**Material for this exercise**:
════════════════
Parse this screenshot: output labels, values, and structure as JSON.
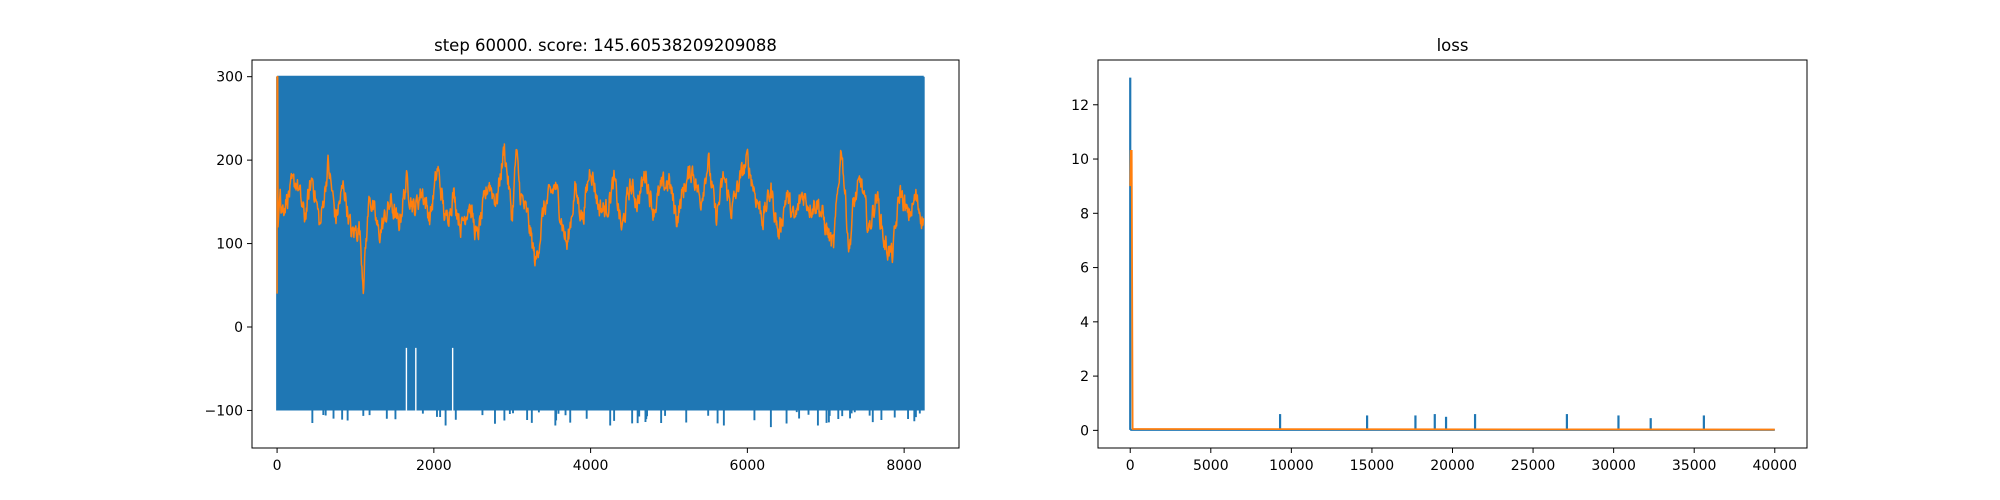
{
  "chart_data": [
    {
      "type": "line",
      "title": "step 60000. score: 145.60538209209088",
      "xlim": [
        -320,
        8700
      ],
      "ylim": [
        -145,
        320
      ],
      "xticks": [
        0,
        2000,
        4000,
        6000,
        8000
      ],
      "yticks": [
        -100,
        0,
        100,
        200,
        300
      ],
      "xtick_labels": [
        "0",
        "2000",
        "4000",
        "6000",
        "8000"
      ],
      "ytick_labels": [
        "−100",
        "0",
        "100",
        "200",
        "300"
      ],
      "grid": false,
      "legend": "none",
      "series": [
        {
          "color": "#1f77b4",
          "description_values": {
            "x_range": [
              0,
              8250
            ],
            "upper_envelope": 300,
            "lower_envelope": -100,
            "dips": [
              [
                450,
                -115
              ],
              [
                900,
                -112
              ],
              [
                1400,
                -110
              ],
              [
                2150,
                -118
              ],
              [
                2900,
                -112
              ],
              [
                3550,
                -118
              ],
              [
                4250,
                -118
              ],
              [
                4900,
                -115
              ],
              [
                5700,
                -118
              ],
              [
                6300,
                -120
              ],
              [
                6900,
                -118
              ],
              [
                7600,
                -114
              ],
              [
                8150,
                -108
              ]
            ],
            "gaps": [
              [
                1650,
                -25
              ],
              [
                1770,
                -25
              ],
              [
                2240,
                -25
              ]
            ]
          }
        },
        {
          "color": "#ff7f0e",
          "x_range": [
            0,
            8250
          ],
          "start_values": [
            40,
            300,
            120,
            165
          ],
          "keypoints": [
            [
              60,
              140
            ],
            [
              150,
              160
            ],
            [
              250,
              175
            ],
            [
              350,
              130
            ],
            [
              450,
              180
            ],
            [
              550,
              120
            ],
            [
              650,
              195
            ],
            [
              750,
              130
            ],
            [
              850,
              170
            ],
            [
              950,
              110
            ],
            [
              1050,
              120
            ],
            [
              1100,
              55
            ],
            [
              1180,
              160
            ],
            [
              1300,
              110
            ],
            [
              1450,
              150
            ],
            [
              1550,
              120
            ],
            [
              1650,
              175
            ],
            [
              1750,
              140
            ],
            [
              1850,
              165
            ],
            [
              1950,
              130
            ],
            [
              2050,
              190
            ],
            [
              2150,
              125
            ],
            [
              2250,
              160
            ],
            [
              2350,
              120
            ],
            [
              2450,
              150
            ],
            [
              2550,
              105
            ],
            [
              2700,
              175
            ],
            [
              2800,
              150
            ],
            [
              2900,
              215
            ],
            [
              3000,
              130
            ],
            [
              3050,
              210
            ],
            [
              3100,
              160
            ],
            [
              3200,
              130
            ],
            [
              3300,
              75
            ],
            [
              3400,
              140
            ],
            [
              3550,
              170
            ],
            [
              3700,
              95
            ],
            [
              3800,
              165
            ],
            [
              3900,
              130
            ],
            [
              4000,
              195
            ],
            [
              4100,
              145
            ],
            [
              4200,
              140
            ],
            [
              4300,
              175
            ],
            [
              4400,
              115
            ],
            [
              4500,
              170
            ],
            [
              4600,
              150
            ],
            [
              4700,
              185
            ],
            [
              4800,
              140
            ],
            [
              4900,
              165
            ],
            [
              5000,
              175
            ],
            [
              5100,
              130
            ],
            [
              5200,
              170
            ],
            [
              5300,
              190
            ],
            [
              5400,
              150
            ],
            [
              5500,
              200
            ],
            [
              5600,
              130
            ],
            [
              5700,
              180
            ],
            [
              5800,
              140
            ],
            [
              5900,
              175
            ],
            [
              6000,
              200
            ],
            [
              6100,
              160
            ],
            [
              6200,
              130
            ],
            [
              6300,
              165
            ],
            [
              6400,
              110
            ],
            [
              6500,
              160
            ],
            [
              6600,
              125
            ],
            [
              6700,
              160
            ],
            [
              6800,
              145
            ],
            [
              6900,
              150
            ],
            [
              7000,
              120
            ],
            [
              7100,
              95
            ],
            [
              7200,
              220
            ],
            [
              7300,
              90
            ],
            [
              7350,
              145
            ],
            [
              7450,
              175
            ],
            [
              7550,
              115
            ],
            [
              7650,
              160
            ],
            [
              7750,
              100
            ],
            [
              7850,
              85
            ],
            [
              7950,
              165
            ],
            [
              8050,
              130
            ],
            [
              8150,
              155
            ],
            [
              8250,
              125
            ]
          ]
        }
      ]
    },
    {
      "type": "line",
      "title": "loss",
      "xlim": [
        -2000,
        42000
      ],
      "ylim": [
        -0.65,
        13.65
      ],
      "xticks": [
        0,
        5000,
        10000,
        15000,
        20000,
        25000,
        30000,
        35000,
        40000
      ],
      "yticks": [
        0,
        2,
        4,
        6,
        8,
        10,
        12
      ],
      "xtick_labels": [
        "0",
        "5000",
        "10000",
        "15000",
        "20000",
        "25000",
        "30000",
        "35000",
        "40000"
      ],
      "ytick_labels": [
        "0",
        "2",
        "4",
        "6",
        "8",
        "10",
        "12"
      ],
      "grid": false,
      "legend": "none",
      "series": [
        {
          "color": "#1f77b4",
          "x_range": [
            0,
            40000
          ],
          "baseline": 0.02,
          "spikes": [
            [
              0,
              13.0
            ],
            [
              9300,
              0.6
            ],
            [
              14700,
              0.55
            ],
            [
              17700,
              0.55
            ],
            [
              18900,
              0.6
            ],
            [
              19600,
              0.5
            ],
            [
              21400,
              0.6
            ],
            [
              27100,
              0.6
            ],
            [
              30300,
              0.55
            ],
            [
              32300,
              0.45
            ],
            [
              35600,
              0.55
            ]
          ]
        },
        {
          "color": "#ff7f0e",
          "x_range": [
            0,
            40000
          ],
          "points": [
            [
              0,
              9.0
            ],
            [
              30,
              10.3
            ],
            [
              90,
              10.3
            ],
            [
              150,
              0.05
            ],
            [
              40000,
              0.03
            ]
          ]
        }
      ]
    }
  ]
}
════════════════
**What the exercise asks**:
Copy all the records above exactly, but leave out the pictures.

**Solution**:
Parse this screenshot: output labels, values, and structure as JSON.
{
  "chart_data": [
    {
      "type": "line",
      "title": "step 60000. score: 145.60538209209088",
      "xlim": [
        -320,
        8700
      ],
      "ylim": [
        -145,
        320
      ],
      "xticks": [
        0,
        2000,
        4000,
        6000,
        8000
      ],
      "yticks": [
        -100,
        0,
        100,
        200,
        300
      ],
      "xtick_labels": [
        "0",
        "2000",
        "4000",
        "6000",
        "8000"
      ],
      "ytick_labels": [
        "−100",
        "0",
        "100",
        "200",
        "300"
      ],
      "grid": false,
      "legend": "none",
      "series": [
        {
          "color": "#1f77b4",
          "description_values": {
            "x_range": [
              0,
              8250
            ],
            "upper_envelope": 300,
            "lower_envelope": -100,
            "dips": [
              [
                450,
                -115
              ],
              [
                900,
                -112
              ],
              [
                1400,
                -110
              ],
              [
                2150,
                -118
              ],
              [
                2900,
                -112
              ],
              [
                3550,
                -118
              ],
              [
                4250,
                -118
              ],
              [
                4900,
                -115
              ],
              [
                5700,
                -118
              ],
              [
                6300,
                -120
              ],
              [
                6900,
                -118
              ],
              [
                7600,
                -114
              ],
              [
                8150,
                -108
              ]
            ],
            "gaps": [
              [
                1650,
                -25
              ],
              [
                1770,
                -25
              ],
              [
                2240,
                -25
              ]
            ]
          }
        },
        {
          "color": "#ff7f0e",
          "x_range": [
            0,
            8250
          ],
          "start_values": [
            40,
            300,
            120,
            165
          ],
          "keypoints": [
            [
              60,
              140
            ],
            [
              150,
              160
            ],
            [
              250,
              175
            ],
            [
              350,
              130
            ],
            [
              450,
              180
            ],
            [
              550,
              120
            ],
            [
              650,
              195
            ],
            [
              750,
              130
            ],
            [
              850,
              170
            ],
            [
              950,
              110
            ],
            [
              1050,
              120
            ],
            [
              1100,
              55
            ],
            [
              1180,
              160
            ],
            [
              1300,
              110
            ],
            [
              1450,
              150
            ],
            [
              1550,
              120
            ],
            [
              1650,
              175
            ],
            [
              1750,
              140
            ],
            [
              1850,
              165
            ],
            [
              1950,
              130
            ],
            [
              2050,
              190
            ],
            [
              2150,
              125
            ],
            [
              2250,
              160
            ],
            [
              2350,
              120
            ],
            [
              2450,
              150
            ],
            [
              2550,
              105
            ],
            [
              2700,
              175
            ],
            [
              2800,
              150
            ],
            [
              2900,
              215
            ],
            [
              3000,
              130
            ],
            [
              3050,
              210
            ],
            [
              3100,
              160
            ],
            [
              3200,
              130
            ],
            [
              3300,
              75
            ],
            [
              3400,
              140
            ],
            [
              3550,
              170
            ],
            [
              3700,
              95
            ],
            [
              3800,
              165
            ],
            [
              3900,
              130
            ],
            [
              4000,
              195
            ],
            [
              4100,
              145
            ],
            [
              4200,
              140
            ],
            [
              4300,
              175
            ],
            [
              4400,
              115
            ],
            [
              4500,
              170
            ],
            [
              4600,
              150
            ],
            [
              4700,
              185
            ],
            [
              4800,
              140
            ],
            [
              4900,
              165
            ],
            [
              5000,
              175
            ],
            [
              5100,
              130
            ],
            [
              5200,
              170
            ],
            [
              5300,
              190
            ],
            [
              5400,
              150
            ],
            [
              5500,
              200
            ],
            [
              5600,
              130
            ],
            [
              5700,
              180
            ],
            [
              5800,
              140
            ],
            [
              5900,
              175
            ],
            [
              6000,
              200
            ],
            [
              6100,
              160
            ],
            [
              6200,
              130
            ],
            [
              6300,
              165
            ],
            [
              6400,
              110
            ],
            [
              6500,
              160
            ],
            [
              6600,
              125
            ],
            [
              6700,
              160
            ],
            [
              6800,
              145
            ],
            [
              6900,
              150
            ],
            [
              7000,
              120
            ],
            [
              7100,
              95
            ],
            [
              7200,
              220
            ],
            [
              7300,
              90
            ],
            [
              7350,
              145
            ],
            [
              7450,
              175
            ],
            [
              7550,
              115
            ],
            [
              7650,
              160
            ],
            [
              7750,
              100
            ],
            [
              7850,
              85
            ],
            [
              7950,
              165
            ],
            [
              8050,
              130
            ],
            [
              8150,
              155
            ],
            [
              8250,
              125
            ]
          ]
        }
      ]
    },
    {
      "type": "line",
      "title": "loss",
      "xlim": [
        -2000,
        42000
      ],
      "ylim": [
        -0.65,
        13.65
      ],
      "xticks": [
        0,
        5000,
        10000,
        15000,
        20000,
        25000,
        30000,
        35000,
        40000
      ],
      "yticks": [
        0,
        2,
        4,
        6,
        8,
        10,
        12
      ],
      "xtick_labels": [
        "0",
        "5000",
        "10000",
        "15000",
        "20000",
        "25000",
        "30000",
        "35000",
        "40000"
      ],
      "ytick_labels": [
        "0",
        "2",
        "4",
        "6",
        "8",
        "10",
        "12"
      ],
      "grid": false,
      "legend": "none",
      "series": [
        {
          "color": "#1f77b4",
          "x_range": [
            0,
            40000
          ],
          "baseline": 0.02,
          "spikes": [
            [
              0,
              13.0
            ],
            [
              9300,
              0.6
            ],
            [
              14700,
              0.55
            ],
            [
              17700,
              0.55
            ],
            [
              18900,
              0.6
            ],
            [
              19600,
              0.5
            ],
            [
              21400,
              0.6
            ],
            [
              27100,
              0.6
            ],
            [
              30300,
              0.55
            ],
            [
              32300,
              0.45
            ],
            [
              35600,
              0.55
            ]
          ]
        },
        {
          "color": "#ff7f0e",
          "x_range": [
            0,
            40000
          ],
          "points": [
            [
              0,
              9.0
            ],
            [
              30,
              10.3
            ],
            [
              90,
              10.3
            ],
            [
              150,
              0.05
            ],
            [
              40000,
              0.03
            ]
          ]
        }
      ]
    }
  ]
}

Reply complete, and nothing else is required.